▶ **Short problem**
Rewrite every item below as a Markdown table with the columns Row and Line. Put each line's position in Row and the line itself in Line, and skip any blank lines.

Items taken from a data source:
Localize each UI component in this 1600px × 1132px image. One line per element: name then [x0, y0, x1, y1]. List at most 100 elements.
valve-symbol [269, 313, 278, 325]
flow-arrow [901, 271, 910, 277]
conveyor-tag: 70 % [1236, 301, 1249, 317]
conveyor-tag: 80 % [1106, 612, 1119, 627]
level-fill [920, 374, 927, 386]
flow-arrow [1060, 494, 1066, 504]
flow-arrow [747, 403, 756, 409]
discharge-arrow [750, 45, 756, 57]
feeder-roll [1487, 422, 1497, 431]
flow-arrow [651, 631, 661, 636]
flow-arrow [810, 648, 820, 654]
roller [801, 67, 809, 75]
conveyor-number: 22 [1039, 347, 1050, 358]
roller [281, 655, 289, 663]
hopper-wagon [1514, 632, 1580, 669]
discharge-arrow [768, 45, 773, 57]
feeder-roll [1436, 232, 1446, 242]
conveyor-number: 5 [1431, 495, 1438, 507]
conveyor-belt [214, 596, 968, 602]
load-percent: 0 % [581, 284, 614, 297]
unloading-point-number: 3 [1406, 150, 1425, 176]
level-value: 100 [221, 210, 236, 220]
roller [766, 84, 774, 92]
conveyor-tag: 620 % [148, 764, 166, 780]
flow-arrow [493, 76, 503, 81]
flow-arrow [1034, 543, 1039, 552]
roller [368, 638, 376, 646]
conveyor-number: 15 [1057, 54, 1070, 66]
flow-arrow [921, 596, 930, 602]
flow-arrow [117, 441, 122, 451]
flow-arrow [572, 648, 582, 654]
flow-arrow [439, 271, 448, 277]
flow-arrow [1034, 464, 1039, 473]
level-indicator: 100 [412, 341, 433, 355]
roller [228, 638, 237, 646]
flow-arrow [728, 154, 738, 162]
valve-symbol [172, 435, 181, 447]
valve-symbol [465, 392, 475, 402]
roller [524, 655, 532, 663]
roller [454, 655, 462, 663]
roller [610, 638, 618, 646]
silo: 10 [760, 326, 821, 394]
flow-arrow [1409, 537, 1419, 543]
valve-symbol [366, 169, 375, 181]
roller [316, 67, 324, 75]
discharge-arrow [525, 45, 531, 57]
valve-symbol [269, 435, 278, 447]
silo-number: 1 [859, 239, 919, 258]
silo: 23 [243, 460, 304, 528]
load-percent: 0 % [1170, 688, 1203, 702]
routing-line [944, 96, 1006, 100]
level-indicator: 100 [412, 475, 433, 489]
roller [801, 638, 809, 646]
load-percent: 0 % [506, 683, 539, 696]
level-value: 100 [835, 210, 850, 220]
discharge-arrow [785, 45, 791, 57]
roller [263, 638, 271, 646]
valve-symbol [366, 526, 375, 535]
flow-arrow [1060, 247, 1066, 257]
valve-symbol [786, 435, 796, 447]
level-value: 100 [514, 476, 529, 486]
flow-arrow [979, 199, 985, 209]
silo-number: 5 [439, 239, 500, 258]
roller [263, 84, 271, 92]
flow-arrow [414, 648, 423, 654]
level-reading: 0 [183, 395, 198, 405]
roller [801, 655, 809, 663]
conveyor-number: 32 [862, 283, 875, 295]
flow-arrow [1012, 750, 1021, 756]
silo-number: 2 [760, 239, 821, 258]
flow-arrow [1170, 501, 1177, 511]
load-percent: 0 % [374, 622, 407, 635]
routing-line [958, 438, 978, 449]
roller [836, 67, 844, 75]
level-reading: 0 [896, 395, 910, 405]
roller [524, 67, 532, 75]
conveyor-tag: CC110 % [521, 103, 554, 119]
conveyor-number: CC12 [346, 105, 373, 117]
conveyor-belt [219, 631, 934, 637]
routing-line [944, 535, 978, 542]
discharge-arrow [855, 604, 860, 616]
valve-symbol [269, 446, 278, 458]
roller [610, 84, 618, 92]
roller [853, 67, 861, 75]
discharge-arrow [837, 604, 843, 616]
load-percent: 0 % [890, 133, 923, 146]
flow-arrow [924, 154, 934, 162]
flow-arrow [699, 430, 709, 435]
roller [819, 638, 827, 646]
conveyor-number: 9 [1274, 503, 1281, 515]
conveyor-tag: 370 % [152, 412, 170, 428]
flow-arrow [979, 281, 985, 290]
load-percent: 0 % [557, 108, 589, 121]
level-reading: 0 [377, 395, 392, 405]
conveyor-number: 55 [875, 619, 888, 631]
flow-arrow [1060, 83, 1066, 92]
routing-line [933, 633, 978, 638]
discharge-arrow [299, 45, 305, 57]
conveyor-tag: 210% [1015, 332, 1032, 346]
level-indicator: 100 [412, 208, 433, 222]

▶ **Full response**
| Row | Line |
|---|---|
| 1 | Localize each UI component in this 1600px × 1132px image. One line per element: name then [x0, y0, x1, y1]. List at most 100 elements. |
| 2 | valve-symbol [269, 313, 278, 325] |
| 3 | flow-arrow [901, 271, 910, 277] |
| 4 | conveyor-tag: 70 % [1236, 301, 1249, 317] |
| 5 | conveyor-tag: 80 % [1106, 612, 1119, 627] |
| 6 | level-fill [920, 374, 927, 386] |
| 7 | flow-arrow [1060, 494, 1066, 504] |
| 8 | flow-arrow [747, 403, 756, 409] |
| 9 | discharge-arrow [750, 45, 756, 57] |
| 10 | feeder-roll [1487, 422, 1497, 431] |
| 11 | flow-arrow [651, 631, 661, 636] |
| 12 | flow-arrow [810, 648, 820, 654] |
| 13 | roller [801, 67, 809, 75] |
| 14 | conveyor-number: 22 [1039, 347, 1050, 358] |
| 15 | roller [281, 655, 289, 663] |
| 16 | hopper-wagon [1514, 632, 1580, 669] |
| 17 | discharge-arrow [768, 45, 773, 57] |
| 18 | feeder-roll [1436, 232, 1446, 242] |
| 19 | conveyor-number: 5 [1431, 495, 1438, 507] |
| 20 | conveyor-belt [214, 596, 968, 602] |
| 21 | load-percent: 0 % [581, 284, 614, 297] |
| 22 | unloading-point-number: 3 [1406, 150, 1425, 176] |
| 23 | level-value: 100 [221, 210, 236, 220] |
| 24 | roller [766, 84, 774, 92] |
| 25 | conveyor-tag: 620 % [148, 764, 166, 780] |
| 26 | flow-arrow [493, 76, 503, 81] |
| 27 | flow-arrow [1034, 543, 1039, 552] |
| 28 | roller [368, 638, 376, 646] |
| 29 | conveyor-number: 15 [1057, 54, 1070, 66] |
| 30 | flow-arrow [921, 596, 930, 602] |
| 31 | flow-arrow [117, 441, 122, 451] |
| 32 | flow-arrow [572, 648, 582, 654] |
| 33 | flow-arrow [439, 271, 448, 277] |
| 34 | flow-arrow [1034, 464, 1039, 473] |
| 35 | level-indicator: 100 [412, 341, 433, 355] |
| 36 | roller [228, 638, 237, 646] |
| 37 | flow-arrow [728, 154, 738, 162] |
| 38 | valve-symbol [172, 435, 181, 447] |
| 39 | valve-symbol [465, 392, 475, 402] |
| 40 | roller [524, 655, 532, 663] |
| 41 | roller [454, 655, 462, 663] |
| 42 | roller [610, 638, 618, 646] |
| 43 | silo: 10 [760, 326, 821, 394] |
| 44 | flow-arrow [1409, 537, 1419, 543] |
| 45 | valve-symbol [366, 169, 375, 181] |
| 46 | roller [316, 67, 324, 75] |
| 47 | discharge-arrow [525, 45, 531, 57] |
| 48 | valve-symbol [269, 435, 278, 447] |
| 49 | silo-number: 1 [859, 239, 919, 258] |
| 50 | silo: 23 [243, 460, 304, 528] |
| 51 | load-percent: 0 % [1170, 688, 1203, 702] |
| 52 | routing-line [944, 96, 1006, 100] |
| 53 | level-indicator: 100 [412, 475, 433, 489] |
| 54 | roller [801, 638, 809, 646] |
| 55 | load-percent: 0 % [506, 683, 539, 696] |
| 56 | level-value: 100 [835, 210, 850, 220] |
| 57 | discharge-arrow [785, 45, 791, 57] |
| 58 | roller [263, 638, 271, 646] |
| 59 | valve-symbol [366, 526, 375, 535] |
| 60 | flow-arrow [1060, 247, 1066, 257] |
| 61 | valve-symbol [786, 435, 796, 447] |
| 62 | level-value: 100 [514, 476, 529, 486] |
| 63 | flow-arrow [979, 199, 985, 209] |
| 64 | silo-number: 5 [439, 239, 500, 258] |
| 65 | roller [263, 84, 271, 92] |
| 66 | flow-arrow [414, 648, 423, 654] |
| 67 | level-reading: 0 [183, 395, 198, 405] |
| 68 | roller [801, 655, 809, 663] |
| 69 | conveyor-number: 32 [862, 283, 875, 295] |
| 70 | flow-arrow [1012, 750, 1021, 756] |
| 71 | silo-number: 2 [760, 239, 821, 258] |
| 72 | flow-arrow [1170, 501, 1177, 511] |
| 73 | load-percent: 0 % [374, 622, 407, 635] |
| 74 | routing-line [958, 438, 978, 449] |
| 75 | roller [836, 67, 844, 75] |
| 76 | level-reading: 0 [896, 395, 910, 405] |
| 77 | roller [524, 67, 532, 75] |
| 78 | conveyor-tag: CC110 % [521, 103, 554, 119] |
| 79 | conveyor-number: CC12 [346, 105, 373, 117] |
| 80 | conveyor-belt [219, 631, 934, 637] |
| 81 | routing-line [944, 535, 978, 542] |
| 82 | discharge-arrow [855, 604, 860, 616] |
| 83 | valve-symbol [269, 446, 278, 458] |
| 84 | roller [610, 84, 618, 92] |
| 85 | roller [853, 67, 861, 75] |
| 86 | discharge-arrow [837, 604, 843, 616] |
| 87 | load-percent: 0 % [890, 133, 923, 146] |
| 88 | flow-arrow [924, 154, 934, 162] |
| 89 | flow-arrow [699, 430, 709, 435] |
| 90 | roller [819, 638, 827, 646] |
| 91 | conveyor-number: 9 [1274, 503, 1281, 515] |
| 92 | conveyor-tag: 370 % [152, 412, 170, 428] |
| 93 | flow-arrow [979, 281, 985, 290] |
| 94 | load-percent: 0 % [557, 108, 589, 121] |
| 95 | level-reading: 0 [377, 395, 392, 405] |
| 96 | conveyor-number: 55 [875, 619, 888, 631] |
| 97 | flow-arrow [1060, 83, 1066, 92] |
| 98 | routing-line [933, 633, 978, 638] |
| 99 | discharge-arrow [299, 45, 305, 57] |
| 100 | conveyor-tag: 210% [1015, 332, 1032, 346] |
| 101 | level-indicator: 100 [412, 208, 433, 222] |